> [MATERIAL FOR THE TASK]
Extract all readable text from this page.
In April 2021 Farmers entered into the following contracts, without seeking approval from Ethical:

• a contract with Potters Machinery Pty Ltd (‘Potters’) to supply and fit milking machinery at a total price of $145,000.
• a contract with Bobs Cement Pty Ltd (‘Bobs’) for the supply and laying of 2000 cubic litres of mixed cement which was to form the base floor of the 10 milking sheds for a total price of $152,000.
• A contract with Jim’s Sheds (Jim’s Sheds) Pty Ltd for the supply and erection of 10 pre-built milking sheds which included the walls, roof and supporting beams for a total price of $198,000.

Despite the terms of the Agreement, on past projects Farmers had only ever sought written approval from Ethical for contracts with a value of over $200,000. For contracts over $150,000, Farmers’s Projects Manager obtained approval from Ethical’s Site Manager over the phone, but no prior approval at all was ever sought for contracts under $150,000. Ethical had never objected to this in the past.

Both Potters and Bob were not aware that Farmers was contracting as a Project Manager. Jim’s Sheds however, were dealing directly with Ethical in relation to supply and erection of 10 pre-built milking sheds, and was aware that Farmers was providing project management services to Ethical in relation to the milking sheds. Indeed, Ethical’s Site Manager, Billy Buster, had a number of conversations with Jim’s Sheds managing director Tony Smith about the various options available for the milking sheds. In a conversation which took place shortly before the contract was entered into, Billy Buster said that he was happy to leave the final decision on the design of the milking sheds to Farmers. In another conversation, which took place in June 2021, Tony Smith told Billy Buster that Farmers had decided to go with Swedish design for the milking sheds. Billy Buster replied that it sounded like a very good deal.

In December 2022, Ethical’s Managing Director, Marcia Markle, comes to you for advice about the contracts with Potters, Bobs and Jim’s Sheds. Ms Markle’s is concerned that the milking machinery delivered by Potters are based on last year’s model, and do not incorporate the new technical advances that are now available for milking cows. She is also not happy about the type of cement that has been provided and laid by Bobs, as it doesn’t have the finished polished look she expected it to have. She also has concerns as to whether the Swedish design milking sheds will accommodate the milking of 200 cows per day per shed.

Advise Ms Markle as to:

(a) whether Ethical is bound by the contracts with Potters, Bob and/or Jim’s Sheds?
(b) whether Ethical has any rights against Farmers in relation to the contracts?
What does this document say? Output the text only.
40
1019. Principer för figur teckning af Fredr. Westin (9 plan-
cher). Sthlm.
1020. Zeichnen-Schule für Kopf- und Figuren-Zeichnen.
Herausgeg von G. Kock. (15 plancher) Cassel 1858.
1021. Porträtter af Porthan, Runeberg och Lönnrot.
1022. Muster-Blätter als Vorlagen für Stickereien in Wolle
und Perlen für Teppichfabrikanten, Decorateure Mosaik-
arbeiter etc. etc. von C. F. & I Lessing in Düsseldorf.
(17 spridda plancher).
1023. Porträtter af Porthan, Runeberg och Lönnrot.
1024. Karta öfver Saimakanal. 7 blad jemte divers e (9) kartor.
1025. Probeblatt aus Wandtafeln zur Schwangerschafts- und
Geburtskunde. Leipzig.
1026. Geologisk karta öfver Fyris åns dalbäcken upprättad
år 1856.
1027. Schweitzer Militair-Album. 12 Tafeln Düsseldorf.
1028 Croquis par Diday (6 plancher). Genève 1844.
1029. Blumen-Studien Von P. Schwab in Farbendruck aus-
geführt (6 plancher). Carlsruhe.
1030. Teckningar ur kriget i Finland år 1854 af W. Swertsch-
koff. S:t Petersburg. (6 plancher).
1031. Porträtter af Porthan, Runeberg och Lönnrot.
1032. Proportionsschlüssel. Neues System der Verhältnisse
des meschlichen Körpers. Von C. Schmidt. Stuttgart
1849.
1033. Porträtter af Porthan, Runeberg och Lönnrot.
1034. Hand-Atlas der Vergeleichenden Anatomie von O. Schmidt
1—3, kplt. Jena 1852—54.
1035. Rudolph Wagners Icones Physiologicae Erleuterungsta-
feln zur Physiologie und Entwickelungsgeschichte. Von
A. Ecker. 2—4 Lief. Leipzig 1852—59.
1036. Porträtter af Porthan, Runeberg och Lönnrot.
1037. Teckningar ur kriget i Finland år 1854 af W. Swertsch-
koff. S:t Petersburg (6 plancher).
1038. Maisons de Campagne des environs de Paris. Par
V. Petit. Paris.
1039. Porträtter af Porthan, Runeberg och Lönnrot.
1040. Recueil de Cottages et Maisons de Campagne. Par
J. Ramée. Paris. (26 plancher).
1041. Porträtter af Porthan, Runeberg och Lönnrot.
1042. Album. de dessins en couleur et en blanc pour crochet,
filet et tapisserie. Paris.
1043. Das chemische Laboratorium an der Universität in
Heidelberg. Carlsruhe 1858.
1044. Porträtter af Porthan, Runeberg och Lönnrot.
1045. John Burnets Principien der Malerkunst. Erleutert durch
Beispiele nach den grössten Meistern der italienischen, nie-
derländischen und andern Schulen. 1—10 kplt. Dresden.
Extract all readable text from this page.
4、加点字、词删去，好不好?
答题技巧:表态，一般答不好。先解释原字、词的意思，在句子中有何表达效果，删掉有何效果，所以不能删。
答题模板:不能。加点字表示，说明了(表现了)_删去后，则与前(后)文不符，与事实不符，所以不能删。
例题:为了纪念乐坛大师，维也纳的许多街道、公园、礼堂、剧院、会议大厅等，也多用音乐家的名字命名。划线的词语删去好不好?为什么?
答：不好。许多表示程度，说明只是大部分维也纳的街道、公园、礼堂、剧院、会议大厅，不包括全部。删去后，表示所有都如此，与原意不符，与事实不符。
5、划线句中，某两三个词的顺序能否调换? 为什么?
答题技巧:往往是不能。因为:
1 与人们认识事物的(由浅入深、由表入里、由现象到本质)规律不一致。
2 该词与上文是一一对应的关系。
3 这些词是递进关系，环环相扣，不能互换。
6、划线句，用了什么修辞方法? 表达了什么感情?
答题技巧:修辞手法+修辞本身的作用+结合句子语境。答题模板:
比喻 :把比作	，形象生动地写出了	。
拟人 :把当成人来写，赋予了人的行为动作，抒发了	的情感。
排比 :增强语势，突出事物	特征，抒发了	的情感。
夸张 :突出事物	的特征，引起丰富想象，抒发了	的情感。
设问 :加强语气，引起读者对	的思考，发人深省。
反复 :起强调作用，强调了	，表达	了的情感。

> [INSTRUCTION]
The records above should all be quoted exactly, please.

> [FINAL RESULT]
Extract all readable text from this page.
In April 2021 Farmers entered into the following contracts, without seeking approval from Ethical:

• a contract with Potters Machinery Pty Ltd (‘Potters’) to supply and fit milking machinery at a total price of $145,000.
• a contract with Bobs Cement Pty Ltd (‘Bobs’) for the supply and laying of 2000 cubic litres of mixed cement which was to form the base floor of the 10 milking sheds for a total price of $152,000.
• A contract with Jim’s Sheds (Jim’s Sheds) Pty Ltd for the supply and erection of 10 pre-built milking sheds which included the walls, roof and supporting beams for a total price of $198,000.

Despite the terms of the Agreement, on past projects Farmers had only ever sought written approval from Ethical for contracts with a value of over $200,000. For contracts over $150,000, Farmers’s Projects Manager obtained approval from Ethical’s Site Manager over the phone, but no prior approval at all was ever sought for contracts under $150,000. Ethical had never objected to this in the past.

Both Potters and Bob were not aware that Farmers was contracting as a Project Manager. Jim’s Sheds however, were dealing directly with Ethical in relation to supply and erection of 10 pre-built milking sheds, and was aware that Farmers was providing project management services to Ethical in relation to the milking sheds. Indeed, Ethical’s Site Manager, Billy Buster, had a number of conversations with Jim’s Sheds managing director Tony Smith about the various options available for the milking sheds. In a conversation which took place shortly before the contract was entered into, Billy Buster said that he was happy to leave the final decision on the design of the milking sheds to Farmers. In another conversation, which took place in June 2021, Tony Smith told Billy Buster that Farmers had decided to go with Swedish design for the milking sheds. Billy Buster replied that it sounded like a very good deal.

In December 2022, Ethical’s Managing Director, Marcia Markle, comes to you for advice about the contracts with Potters, Bobs and Jim’s Sheds. Ms Markle’s is concerned that the milking machinery delivered by Potters are based on last year’s model, and do not incorporate the new technical advances that are now available for milking cows. She is also not happy about the type of cement that has been provided and laid by Bobs, as it doesn’t have the finished polished look she expected it to have. She also has concerns as to whether the Swedish design milking sheds will accommodate the milking of 200 cows per day per shed.

Advise Ms Markle as to:

(a) whether Ethical is bound by the contracts with Potters, Bob and/or Jim’s Sheds?
(b) whether Ethical has any rights against Farmers in relation to the contracts?
What does this document say? Output the text only.
40
1019. Principer för figur teckning af Fredr. Westin (9 plan-
cher). Sthlm.
1020. Zeichnen-Schule für Kopf- und Figuren-Zeichnen.
Herausgeg von G. Kock. (15 plancher) Cassel 1858.
1021. Porträtter af Porthan, Runeberg och Lönnrot.
1022. Muster-Blätter als Vorlagen für Stickereien in Wolle
und Perlen für Teppichfabrikanten, Decorateure Mosaik-
arbeiter etc. etc. von C. F. & I Lessing in Düsseldorf.
(17 spridda plancher).
1023. Porträtter af Porthan, Runeberg och Lönnrot.
1024. Karta öfver Saimakanal. 7 blad jemte divers e (9) kartor.
1025. Probeblatt aus Wandtafeln zur Schwangerschafts- und
Geburtskunde. Leipzig.
1026. Geologisk karta öfver Fyris åns dalbäcken upprättad
år 1856.
1027. Schweitzer Militair-Album. 12 Tafeln Düsseldorf.
1028 Croquis par Diday (6 plancher). Genève 1844.
1029. Blumen-Studien Von P. Schwab in Farbendruck aus-
geführt (6 plancher). Carlsruhe.
1030. Teckningar ur kriget i Finland år 1854 af W. Swertsch-
koff. S:t Petersburg. (6 plancher).
1031. Porträtter af Porthan, Runeberg och Lönnrot.
1032. Proportionsschlüssel. Neues System der Verhältnisse
des meschlichen Körpers. Von C. Schmidt. Stuttgart
1849.
1033. Porträtter af Porthan, Runeberg och Lönnrot.
1034. Hand-Atlas der Vergeleichenden Anatomie von O. Schmidt
1—3, kplt. Jena 1852—54.
1035. Rudolph Wagners Icones Physiologicae Erleuterungsta-
feln zur Physiologie und Entwickelungsgeschichte. Von
A. Ecker. 2—4 Lief. Leipzig 1852—59.
1036. Porträtter af Porthan, Runeberg och Lönnrot.
1037. Teckningar ur kriget i Finland år 1854 af W. Swertsch-
koff. S:t Petersburg (6 plancher).
1038. Maisons de Campagne des environs de Paris. Par
V. Petit. Paris.
1039. Porträtter af Porthan, Runeberg och Lönnrot.
1040. Recueil de Cottages et Maisons de Campagne. Par
J. Ramée. Paris. (26 plancher).
1041. Porträtter af Porthan, Runeberg och Lönnrot.
1042. Album. de dessins en couleur et en blanc pour crochet,
filet et tapisserie. Paris.
1043. Das chemische Laboratorium an der Universität in
Heidelberg. Carlsruhe 1858.
1044. Porträtter af Porthan, Runeberg och Lönnrot.
1045. John Burnets Principien der Malerkunst. Erleutert durch
Beispiele nach den grössten Meistern der italienischen, nie-
derländischen und andern Schulen. 1—10 kplt. Dresden.
Extract all readable text from this page.
4、加点字、词删去，好不好?
答题技巧:表态，一般答不好。先解释原字、词的意思，在句子中有何表达效果，删掉有何效果，所以不能删。
答题模板:不能。加点字表示，说明了(表现了)_删去后，则与前(后)文不符，与事实不符，所以不能删。
例题:为了纪念乐坛大师，维也纳的许多街道、公园、礼堂、剧院、会议大厅等，也多用音乐家的名字命名。划线的词语删去好不好?为什么?
答：不好。许多表示程度，说明只是大部分维也纳的街道、公园、礼堂、剧院、会议大厅，不包括全部。删去后，表示所有都如此，与原意不符，与事实不符。
5、划线句中，某两三个词的顺序能否调换? 为什么?
答题技巧:往往是不能。因为:
1 与人们认识事物的(由浅入深、由表入里、由现象到本质)规律不一致。
2 该词与上文是一一对应的关系。
3 这些词是递进关系，环环相扣，不能互换。
6、划线句，用了什么修辞方法? 表达了什么感情?
答题技巧:修辞手法+修辞本身的作用+结合句子语境。答题模板:
比喻 :把比作	，形象生动地写出了	。
拟人 :把当成人来写，赋予了人的行为动作，抒发了	的情感。
排比 :增强语势，突出事物	特征，抒发了	的情感。
夸张 :突出事物	的特征，引起丰富想象，抒发了	的情感。
设问 :加强语气，引起读者对	的思考，发人深省。
反复 :起强调作用，强调了	，表达	了的情感。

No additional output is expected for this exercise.